> [SUPPLIED MATERIAL]:

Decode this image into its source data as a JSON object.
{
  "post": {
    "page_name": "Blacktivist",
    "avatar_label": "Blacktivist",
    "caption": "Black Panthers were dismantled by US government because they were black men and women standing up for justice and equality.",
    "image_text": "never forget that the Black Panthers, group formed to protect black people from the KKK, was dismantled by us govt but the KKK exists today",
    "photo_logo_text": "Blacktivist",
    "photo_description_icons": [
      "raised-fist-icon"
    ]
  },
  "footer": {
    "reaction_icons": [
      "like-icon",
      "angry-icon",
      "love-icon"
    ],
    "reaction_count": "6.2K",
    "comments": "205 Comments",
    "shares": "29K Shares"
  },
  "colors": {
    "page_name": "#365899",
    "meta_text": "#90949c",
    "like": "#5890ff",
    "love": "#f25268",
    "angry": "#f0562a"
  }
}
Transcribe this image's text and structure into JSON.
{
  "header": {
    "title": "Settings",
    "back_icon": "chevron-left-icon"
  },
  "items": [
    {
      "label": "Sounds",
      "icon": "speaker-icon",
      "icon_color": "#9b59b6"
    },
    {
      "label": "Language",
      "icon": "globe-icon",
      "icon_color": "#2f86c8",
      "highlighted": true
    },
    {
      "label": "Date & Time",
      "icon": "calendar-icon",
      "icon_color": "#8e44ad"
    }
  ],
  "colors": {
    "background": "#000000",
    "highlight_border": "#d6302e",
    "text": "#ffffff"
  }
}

> [TASK GOAL]: Exactly reproduce every line found in the records.

> [REPLY]:
Decode this image into its source data as a JSON object.
{
  "post": {
    "page_name": "Blacktivist",
    "avatar_label": "Blacktivist",
    "caption": "Black Panthers were dismantled by US government because they were black men and women standing up for justice and equality.",
    "image_text": "never forget that the Black Panthers, group formed to protect black people from the KKK, was dismantled by us govt but the KKK exists today",
    "photo_logo_text": "Blacktivist",
    "photo_description_icons": [
      "raised-fist-icon"
    ]
  },
  "footer": {
    "reaction_icons": [
      "like-icon",
      "angry-icon",
      "love-icon"
    ],
    "reaction_count": "6.2K",
    "comments": "205 Comments",
    "shares": "29K Shares"
  },
  "colors": {
    "page_name": "#365899",
    "meta_text": "#90949c",
    "like": "#5890ff",
    "love": "#f25268",
    "angry": "#f0562a"
  }
}
Transcribe this image's text and structure into JSON.
{
  "header": {
    "title": "Settings",
    "back_icon": "chevron-left-icon"
  },
  "items": [
    {
      "label": "Sounds",
      "icon": "speaker-icon",
      "icon_color": "#9b59b6"
    },
    {
      "label": "Language",
      "icon": "globe-icon",
      "icon_color": "#2f86c8",
      "highlighted": true
    },
    {
      "label": "Date & Time",
      "icon": "calendar-icon",
      "icon_color": "#8e44ad"
    }
  ],
  "colors": {
    "background": "#000000",
    "highlight_border": "#d6302e",
    "text": "#ffffff"
  }
}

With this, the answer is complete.